-- START OF Data for this task --
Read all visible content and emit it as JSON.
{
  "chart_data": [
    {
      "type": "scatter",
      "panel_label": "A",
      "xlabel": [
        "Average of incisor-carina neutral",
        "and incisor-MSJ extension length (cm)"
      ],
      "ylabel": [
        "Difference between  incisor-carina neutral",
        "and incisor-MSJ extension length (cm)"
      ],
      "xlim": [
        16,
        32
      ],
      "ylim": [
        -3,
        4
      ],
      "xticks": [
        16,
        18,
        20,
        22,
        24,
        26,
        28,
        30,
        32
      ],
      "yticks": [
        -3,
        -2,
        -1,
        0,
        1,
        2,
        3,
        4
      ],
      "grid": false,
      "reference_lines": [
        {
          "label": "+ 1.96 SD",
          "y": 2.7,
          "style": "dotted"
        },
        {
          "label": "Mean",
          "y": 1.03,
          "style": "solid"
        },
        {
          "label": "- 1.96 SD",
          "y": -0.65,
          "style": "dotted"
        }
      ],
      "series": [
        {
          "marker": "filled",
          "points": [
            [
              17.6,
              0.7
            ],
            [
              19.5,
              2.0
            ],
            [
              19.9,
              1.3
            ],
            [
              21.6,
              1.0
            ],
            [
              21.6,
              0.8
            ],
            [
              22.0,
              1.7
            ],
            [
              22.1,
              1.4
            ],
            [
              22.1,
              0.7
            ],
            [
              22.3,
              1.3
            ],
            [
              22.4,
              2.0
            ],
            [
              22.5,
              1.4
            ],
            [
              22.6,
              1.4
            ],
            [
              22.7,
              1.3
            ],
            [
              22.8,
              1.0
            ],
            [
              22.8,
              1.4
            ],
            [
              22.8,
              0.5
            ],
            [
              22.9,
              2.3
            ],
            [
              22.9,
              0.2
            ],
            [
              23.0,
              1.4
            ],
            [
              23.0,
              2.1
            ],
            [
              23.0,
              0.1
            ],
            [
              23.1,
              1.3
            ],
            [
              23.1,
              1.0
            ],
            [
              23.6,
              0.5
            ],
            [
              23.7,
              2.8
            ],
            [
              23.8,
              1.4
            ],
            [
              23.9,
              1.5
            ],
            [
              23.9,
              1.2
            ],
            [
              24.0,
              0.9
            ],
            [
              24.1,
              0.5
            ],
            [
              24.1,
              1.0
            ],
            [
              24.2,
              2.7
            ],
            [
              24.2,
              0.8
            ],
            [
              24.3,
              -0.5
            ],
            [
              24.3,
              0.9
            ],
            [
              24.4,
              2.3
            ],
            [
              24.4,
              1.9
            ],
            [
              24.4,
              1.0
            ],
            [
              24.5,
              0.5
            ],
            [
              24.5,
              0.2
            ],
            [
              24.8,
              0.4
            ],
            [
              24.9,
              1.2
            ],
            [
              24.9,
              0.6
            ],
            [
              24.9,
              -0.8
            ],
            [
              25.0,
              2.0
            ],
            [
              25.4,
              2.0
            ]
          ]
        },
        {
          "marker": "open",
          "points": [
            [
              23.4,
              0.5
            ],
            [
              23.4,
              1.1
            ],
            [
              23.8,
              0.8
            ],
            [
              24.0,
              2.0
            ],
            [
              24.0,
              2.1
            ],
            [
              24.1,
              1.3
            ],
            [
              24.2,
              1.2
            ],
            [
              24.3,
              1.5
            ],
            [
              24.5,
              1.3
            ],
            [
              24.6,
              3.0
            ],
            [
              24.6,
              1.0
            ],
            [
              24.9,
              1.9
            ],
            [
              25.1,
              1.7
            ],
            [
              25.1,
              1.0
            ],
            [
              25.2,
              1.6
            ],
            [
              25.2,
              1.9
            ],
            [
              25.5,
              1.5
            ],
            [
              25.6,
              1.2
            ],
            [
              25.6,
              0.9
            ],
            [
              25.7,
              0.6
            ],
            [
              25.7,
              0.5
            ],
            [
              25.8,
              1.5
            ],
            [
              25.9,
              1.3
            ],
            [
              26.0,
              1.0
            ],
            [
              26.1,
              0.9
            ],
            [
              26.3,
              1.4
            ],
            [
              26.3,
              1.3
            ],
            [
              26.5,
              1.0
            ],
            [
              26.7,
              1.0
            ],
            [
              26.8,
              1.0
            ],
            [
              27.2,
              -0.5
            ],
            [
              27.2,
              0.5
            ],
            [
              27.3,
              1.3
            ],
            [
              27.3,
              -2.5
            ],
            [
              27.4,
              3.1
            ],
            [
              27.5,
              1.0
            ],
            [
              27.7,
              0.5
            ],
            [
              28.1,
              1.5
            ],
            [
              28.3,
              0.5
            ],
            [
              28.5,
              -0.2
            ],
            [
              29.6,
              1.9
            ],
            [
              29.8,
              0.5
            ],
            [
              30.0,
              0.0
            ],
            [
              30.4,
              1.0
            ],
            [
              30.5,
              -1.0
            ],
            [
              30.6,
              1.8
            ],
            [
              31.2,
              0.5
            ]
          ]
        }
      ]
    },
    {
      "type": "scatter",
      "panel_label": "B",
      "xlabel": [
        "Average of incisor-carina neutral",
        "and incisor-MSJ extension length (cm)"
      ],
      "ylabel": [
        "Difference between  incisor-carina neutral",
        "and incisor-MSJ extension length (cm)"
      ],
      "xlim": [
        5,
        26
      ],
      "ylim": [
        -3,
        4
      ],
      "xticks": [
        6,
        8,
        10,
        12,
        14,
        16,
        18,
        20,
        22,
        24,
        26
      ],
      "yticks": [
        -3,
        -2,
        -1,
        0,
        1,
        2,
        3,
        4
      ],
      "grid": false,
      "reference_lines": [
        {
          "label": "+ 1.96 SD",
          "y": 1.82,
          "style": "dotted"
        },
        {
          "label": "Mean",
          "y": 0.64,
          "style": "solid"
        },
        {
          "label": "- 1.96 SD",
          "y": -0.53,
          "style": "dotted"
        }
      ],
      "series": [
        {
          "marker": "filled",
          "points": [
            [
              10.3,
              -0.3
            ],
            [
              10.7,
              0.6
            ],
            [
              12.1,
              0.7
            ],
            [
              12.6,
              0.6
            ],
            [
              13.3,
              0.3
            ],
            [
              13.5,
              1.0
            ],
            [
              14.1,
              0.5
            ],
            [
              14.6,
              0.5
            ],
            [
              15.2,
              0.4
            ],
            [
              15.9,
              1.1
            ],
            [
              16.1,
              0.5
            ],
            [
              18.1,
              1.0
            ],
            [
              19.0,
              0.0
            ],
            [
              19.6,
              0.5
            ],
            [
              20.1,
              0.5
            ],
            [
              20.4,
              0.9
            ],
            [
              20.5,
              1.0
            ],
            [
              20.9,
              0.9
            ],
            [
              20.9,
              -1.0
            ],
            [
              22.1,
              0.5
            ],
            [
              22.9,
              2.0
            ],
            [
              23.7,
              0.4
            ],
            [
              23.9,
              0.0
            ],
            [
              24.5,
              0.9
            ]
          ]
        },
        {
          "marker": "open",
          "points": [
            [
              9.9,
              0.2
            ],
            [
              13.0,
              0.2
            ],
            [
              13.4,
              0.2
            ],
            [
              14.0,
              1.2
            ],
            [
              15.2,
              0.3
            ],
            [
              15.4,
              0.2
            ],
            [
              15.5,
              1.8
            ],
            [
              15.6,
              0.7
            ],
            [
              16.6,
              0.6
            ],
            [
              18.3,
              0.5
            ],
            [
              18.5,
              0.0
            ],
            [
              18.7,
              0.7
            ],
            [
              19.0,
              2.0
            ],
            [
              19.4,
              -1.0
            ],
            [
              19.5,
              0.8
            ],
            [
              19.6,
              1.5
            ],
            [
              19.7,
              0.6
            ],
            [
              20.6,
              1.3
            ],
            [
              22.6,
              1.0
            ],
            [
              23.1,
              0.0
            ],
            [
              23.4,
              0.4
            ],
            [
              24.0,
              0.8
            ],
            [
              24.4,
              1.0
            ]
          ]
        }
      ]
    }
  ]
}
-- END OF Data for this task --
[Task goal]: Exactly as shown, repeat every record.

[Final result]:
Read all visible content and emit it as JSON.
{
  "chart_data": [
    {
      "type": "scatter",
      "panel_label": "A",
      "xlabel": [
        "Average of incisor-carina neutral",
        "and incisor-MSJ extension length (cm)"
      ],
      "ylabel": [
        "Difference between  incisor-carina neutral",
        "and incisor-MSJ extension length (cm)"
      ],
      "xlim": [
        16,
        32
      ],
      "ylim": [
        -3,
        4
      ],
      "xticks": [
        16,
        18,
        20,
        22,
        24,
        26,
        28,
        30,
        32
      ],
      "yticks": [
        -3,
        -2,
        -1,
        0,
        1,
        2,
        3,
        4
      ],
      "grid": false,
      "reference_lines": [
        {
          "label": "+ 1.96 SD",
          "y": 2.7,
          "style": "dotted"
        },
        {
          "label": "Mean",
          "y": 1.03,
          "style": "solid"
        },
        {
          "label": "- 1.96 SD",
          "y": -0.65,
          "style": "dotted"
        }
      ],
      "series": [
        {
          "marker": "filled",
          "points": [
            [
              17.6,
              0.7
            ],
            [
              19.5,
              2.0
            ],
            [
              19.9,
              1.3
            ],
            [
              21.6,
              1.0
            ],
            [
              21.6,
              0.8
            ],
            [
              22.0,
              1.7
            ],
            [
              22.1,
              1.4
            ],
            [
              22.1,
              0.7
            ],
            [
              22.3,
              1.3
            ],
            [
              22.4,
              2.0
            ],
            [
              22.5,
              1.4
            ],
            [
              22.6,
              1.4
            ],
            [
              22.7,
              1.3
            ],
            [
              22.8,
              1.0
            ],
            [
              22.8,
              1.4
            ],
            [
              22.8,
              0.5
            ],
            [
              22.9,
              2.3
            ],
            [
              22.9,
              0.2
            ],
            [
              23.0,
              1.4
            ],
            [
              23.0,
              2.1
            ],
            [
              23.0,
              0.1
            ],
            [
              23.1,
              1.3
            ],
            [
              23.1,
              1.0
            ],
            [
              23.6,
              0.5
            ],
            [
              23.7,
              2.8
            ],
            [
              23.8,
              1.4
            ],
            [
              23.9,
              1.5
            ],
            [
              23.9,
              1.2
            ],
            [
              24.0,
              0.9
            ],
            [
              24.1,
              0.5
            ],
            [
              24.1,
              1.0
            ],
            [
              24.2,
              2.7
            ],
            [
              24.2,
              0.8
            ],
            [
              24.3,
              -0.5
            ],
            [
              24.3,
              0.9
            ],
            [
              24.4,
              2.3
            ],
            [
              24.4,
              1.9
            ],
            [
              24.4,
              1.0
            ],
            [
              24.5,
              0.5
            ],
            [
              24.5,
              0.2
            ],
            [
              24.8,
              0.4
            ],
            [
              24.9,
              1.2
            ],
            [
              24.9,
              0.6
            ],
            [
              24.9,
              -0.8
            ],
            [
              25.0,
              2.0
            ],
            [
              25.4,
              2.0
            ]
          ]
        },
        {
          "marker": "open",
          "points": [
            [
              23.4,
              0.5
            ],
            [
              23.4,
              1.1
            ],
            [
              23.8,
              0.8
            ],
            [
              24.0,
              2.0
            ],
            [
              24.0,
              2.1
            ],
            [
              24.1,
              1.3
            ],
            [
              24.2,
              1.2
            ],
            [
              24.3,
              1.5
            ],
            [
              24.5,
              1.3
            ],
            [
              24.6,
              3.0
            ],
            [
              24.6,
              1.0
            ],
            [
              24.9,
              1.9
            ],
            [
              25.1,
              1.7
            ],
            [
              25.1,
              1.0
            ],
            [
              25.2,
              1.6
            ],
            [
              25.2,
              1.9
            ],
            [
              25.5,
              1.5
            ],
            [
              25.6,
              1.2
            ],
            [
              25.6,
              0.9
            ],
            [
              25.7,
              0.6
            ],
            [
              25.7,
              0.5
            ],
            [
              25.8,
              1.5
            ],
            [
              25.9,
              1.3
            ],
            [
              26.0,
              1.0
            ],
            [
              26.1,
              0.9
            ],
            [
              26.3,
              1.4
            ],
            [
              26.3,
              1.3
            ],
            [
              26.5,
              1.0
            ],
            [
              26.7,
              1.0
            ],
            [
              26.8,
              1.0
            ],
            [
              27.2,
              -0.5
            ],
            [
              27.2,
              0.5
            ],
            [
              27.3,
              1.3
            ],
            [
              27.3,
              -2.5
            ],
            [
              27.4,
              3.1
            ],
            [
              27.5,
              1.0
            ],
            [
              27.7,
              0.5
            ],
            [
              28.1,
              1.5
            ],
            [
              28.3,
              0.5
            ],
            [
              28.5,
              -0.2
            ],
            [
              29.6,
              1.9
            ],
            [
              29.8,
              0.5
            ],
            [
              30.0,
              0.0
            ],
            [
              30.4,
              1.0
            ],
            [
              30.5,
              -1.0
            ],
            [
              30.6,
              1.8
            ],
            [
              31.2,
              0.5
            ]
          ]
        }
      ]
    },
    {
      "type": "scatter",
      "panel_label": "B",
      "xlabel": [
        "Average of incisor-carina neutral",
        "and incisor-MSJ extension length (cm)"
      ],
      "ylabel": [
        "Difference between  incisor-carina neutral",
        "and incisor-MSJ extension length (cm)"
      ],
      "xlim": [
        5,
        26
      ],
      "ylim": [
        -3,
        4
      ],
      "xticks": [
        6,
        8,
        10,
        12,
        14,
        16,
        18,
        20,
        22,
        24,
        26
      ],
      "yticks": [
        -3,
        -2,
        -1,
        0,
        1,
        2,
        3,
        4
      ],
      "grid": false,
      "reference_lines": [
        {
          "label": "+ 1.96 SD",
          "y": 1.82,
          "style": "dotted"
        },
        {
          "label": "Mean",
          "y": 0.64,
          "style": "solid"
        },
        {
          "label": "- 1.96 SD",
          "y": -0.53,
          "style": "dotted"
        }
      ],
      "series": [
        {
          "marker": "filled",
          "points": [
            [
              10.3,
              -0.3
            ],
            [
              10.7,
              0.6
            ],
            [
              12.1,
              0.7
            ],
            [
              12.6,
              0.6
            ],
            [
              13.3,
              0.3
            ],
            [
              13.5,
              1.0
            ],
            [
              14.1,
              0.5
            ],
            [
              14.6,
              0.5
            ],
            [
              15.2,
              0.4
            ],
            [
              15.9,
              1.1
            ],
            [
              16.1,
              0.5
            ],
            [
              18.1,
              1.0
            ],
            [
              19.0,
              0.0
            ],
            [
              19.6,
              0.5
            ],
            [
              20.1,
              0.5
            ],
            [
              20.4,
              0.9
            ],
            [
              20.5,
              1.0
            ],
            [
              20.9,
              0.9
            ],
            [
              20.9,
              -1.0
            ],
            [
              22.1,
              0.5
            ],
            [
              22.9,
              2.0
            ],
            [
              23.7,
              0.4
            ],
            [
              23.9,
              0.0
            ],
            [
              24.5,
              0.9
            ]
          ]
        },
        {
          "marker": "open",
          "points": [
            [
              9.9,
              0.2
            ],
            [
              13.0,
              0.2
            ],
            [
              13.4,
              0.2
            ],
            [
              14.0,
              1.2
            ],
            [
              15.2,
              0.3
            ],
            [
              15.4,
              0.2
            ],
            [
              15.5,
              1.8
            ],
            [
              15.6,
              0.7
            ],
            [
              16.6,
              0.6
            ],
            [
              18.3,
              0.5
            ],
            [
              18.5,
              0.0
            ],
            [
              18.7,
              0.7
            ],
            [
              19.0,
              2.0
            ],
            [
              19.4,
              -1.0
            ],
            [
              19.5,
              0.8
            ],
            [
              19.6,
              1.5
            ],
            [
              19.7,
              0.6
            ],
            [
              20.6,
              1.3
            ],
            [
              22.6,
              1.0
            ],
            [
              23.1,
              0.0
            ],
            [
              23.4,
              0.4
            ],
            [
              24.0,
              0.8
            ],
            [
              24.4,
              1.0
            ]
          ]
        }
      ]
    }
  ]
}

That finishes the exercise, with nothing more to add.